--- start MATERIAL SHOWN ---

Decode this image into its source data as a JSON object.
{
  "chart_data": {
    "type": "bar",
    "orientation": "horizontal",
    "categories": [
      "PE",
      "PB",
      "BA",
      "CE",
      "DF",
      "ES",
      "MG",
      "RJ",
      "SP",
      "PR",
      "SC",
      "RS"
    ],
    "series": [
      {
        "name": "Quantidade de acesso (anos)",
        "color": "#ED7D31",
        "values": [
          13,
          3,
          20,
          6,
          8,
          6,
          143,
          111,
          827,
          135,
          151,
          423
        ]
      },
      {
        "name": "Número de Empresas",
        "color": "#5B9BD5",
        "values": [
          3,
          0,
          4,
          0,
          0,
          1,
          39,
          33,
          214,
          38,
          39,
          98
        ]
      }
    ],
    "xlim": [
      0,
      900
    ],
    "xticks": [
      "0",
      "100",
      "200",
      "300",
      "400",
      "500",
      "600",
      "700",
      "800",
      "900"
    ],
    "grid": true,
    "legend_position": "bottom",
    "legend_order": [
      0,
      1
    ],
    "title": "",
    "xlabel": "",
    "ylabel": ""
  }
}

--- end MATERIAL SHOWN ---
--- start MATERIAL SHOWN ---

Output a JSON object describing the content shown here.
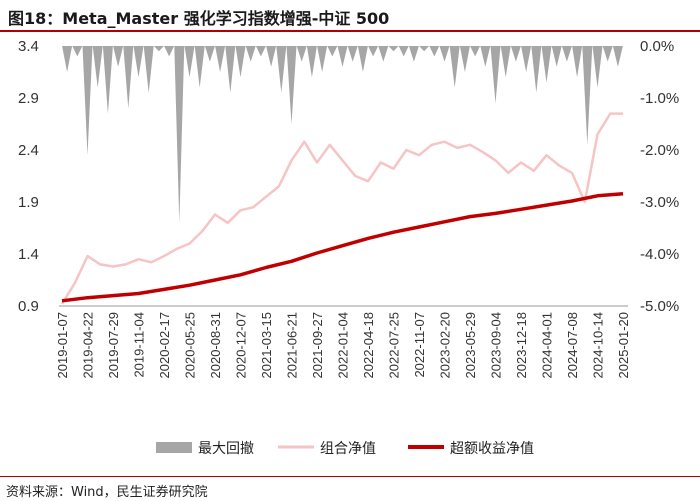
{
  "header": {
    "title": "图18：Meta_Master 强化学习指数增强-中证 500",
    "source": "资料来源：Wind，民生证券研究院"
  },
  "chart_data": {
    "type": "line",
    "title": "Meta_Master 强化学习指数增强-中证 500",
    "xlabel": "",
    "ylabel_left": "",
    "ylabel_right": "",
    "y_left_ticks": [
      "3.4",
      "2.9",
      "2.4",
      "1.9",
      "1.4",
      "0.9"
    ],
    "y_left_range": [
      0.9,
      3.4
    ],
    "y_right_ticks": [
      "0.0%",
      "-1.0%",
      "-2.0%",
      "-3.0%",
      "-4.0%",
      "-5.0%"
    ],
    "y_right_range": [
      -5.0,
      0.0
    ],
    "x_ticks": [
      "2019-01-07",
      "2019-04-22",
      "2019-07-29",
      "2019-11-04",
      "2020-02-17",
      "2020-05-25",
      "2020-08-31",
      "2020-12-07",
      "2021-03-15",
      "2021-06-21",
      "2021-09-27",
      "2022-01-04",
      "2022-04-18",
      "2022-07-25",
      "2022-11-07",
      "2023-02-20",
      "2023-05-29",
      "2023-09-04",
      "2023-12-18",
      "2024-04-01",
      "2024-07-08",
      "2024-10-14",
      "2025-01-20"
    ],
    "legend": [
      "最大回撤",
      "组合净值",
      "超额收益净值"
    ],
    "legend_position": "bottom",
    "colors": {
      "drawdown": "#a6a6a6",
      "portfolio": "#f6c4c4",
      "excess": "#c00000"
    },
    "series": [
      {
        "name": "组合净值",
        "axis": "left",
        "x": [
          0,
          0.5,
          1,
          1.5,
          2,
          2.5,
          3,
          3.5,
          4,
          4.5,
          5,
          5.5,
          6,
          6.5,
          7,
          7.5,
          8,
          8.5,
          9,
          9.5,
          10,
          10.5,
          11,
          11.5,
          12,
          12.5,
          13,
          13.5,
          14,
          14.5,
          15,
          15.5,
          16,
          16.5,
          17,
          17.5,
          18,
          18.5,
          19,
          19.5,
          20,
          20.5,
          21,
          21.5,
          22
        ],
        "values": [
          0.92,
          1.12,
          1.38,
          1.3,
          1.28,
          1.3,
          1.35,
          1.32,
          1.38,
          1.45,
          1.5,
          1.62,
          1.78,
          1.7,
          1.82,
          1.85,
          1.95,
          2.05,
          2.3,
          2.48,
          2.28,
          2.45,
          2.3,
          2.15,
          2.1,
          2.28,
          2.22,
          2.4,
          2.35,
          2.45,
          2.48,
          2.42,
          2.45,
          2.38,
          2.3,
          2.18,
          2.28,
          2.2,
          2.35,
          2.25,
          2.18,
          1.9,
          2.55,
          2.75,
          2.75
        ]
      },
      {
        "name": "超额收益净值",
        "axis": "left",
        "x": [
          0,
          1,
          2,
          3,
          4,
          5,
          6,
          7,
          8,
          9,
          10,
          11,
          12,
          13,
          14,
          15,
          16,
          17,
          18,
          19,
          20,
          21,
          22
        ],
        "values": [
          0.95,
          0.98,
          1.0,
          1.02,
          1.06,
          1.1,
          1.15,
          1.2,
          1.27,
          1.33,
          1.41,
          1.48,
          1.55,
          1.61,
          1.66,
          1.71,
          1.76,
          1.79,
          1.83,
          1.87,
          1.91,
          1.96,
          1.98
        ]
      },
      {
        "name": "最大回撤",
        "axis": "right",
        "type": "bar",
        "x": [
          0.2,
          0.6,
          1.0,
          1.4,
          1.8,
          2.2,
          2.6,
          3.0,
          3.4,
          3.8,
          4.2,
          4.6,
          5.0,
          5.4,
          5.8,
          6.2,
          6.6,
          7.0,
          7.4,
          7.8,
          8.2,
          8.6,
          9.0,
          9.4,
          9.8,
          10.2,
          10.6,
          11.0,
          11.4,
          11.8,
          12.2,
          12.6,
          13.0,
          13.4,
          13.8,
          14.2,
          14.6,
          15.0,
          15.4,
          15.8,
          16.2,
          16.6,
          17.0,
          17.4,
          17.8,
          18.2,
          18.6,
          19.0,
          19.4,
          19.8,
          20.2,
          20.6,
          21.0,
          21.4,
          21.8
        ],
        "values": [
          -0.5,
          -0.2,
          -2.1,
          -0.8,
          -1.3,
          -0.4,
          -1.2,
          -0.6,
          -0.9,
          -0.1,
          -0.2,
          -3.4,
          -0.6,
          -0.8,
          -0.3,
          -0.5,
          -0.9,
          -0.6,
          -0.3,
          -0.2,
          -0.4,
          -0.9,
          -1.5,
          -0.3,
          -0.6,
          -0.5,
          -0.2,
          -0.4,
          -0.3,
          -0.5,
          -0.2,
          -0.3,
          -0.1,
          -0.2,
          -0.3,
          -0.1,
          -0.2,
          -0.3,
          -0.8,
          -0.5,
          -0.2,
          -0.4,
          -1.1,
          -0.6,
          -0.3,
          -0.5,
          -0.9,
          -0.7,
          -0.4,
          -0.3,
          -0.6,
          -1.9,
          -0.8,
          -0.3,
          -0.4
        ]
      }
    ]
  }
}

--- end MATERIAL SHOWN ---

▶ [YOUR GOAL]: Find the lines above that contain the word "object" and collect them.

▶ [RIGHT ANSWER]:
Decode this image into its source data as a JSON object.
Output a JSON object describing the content shown here.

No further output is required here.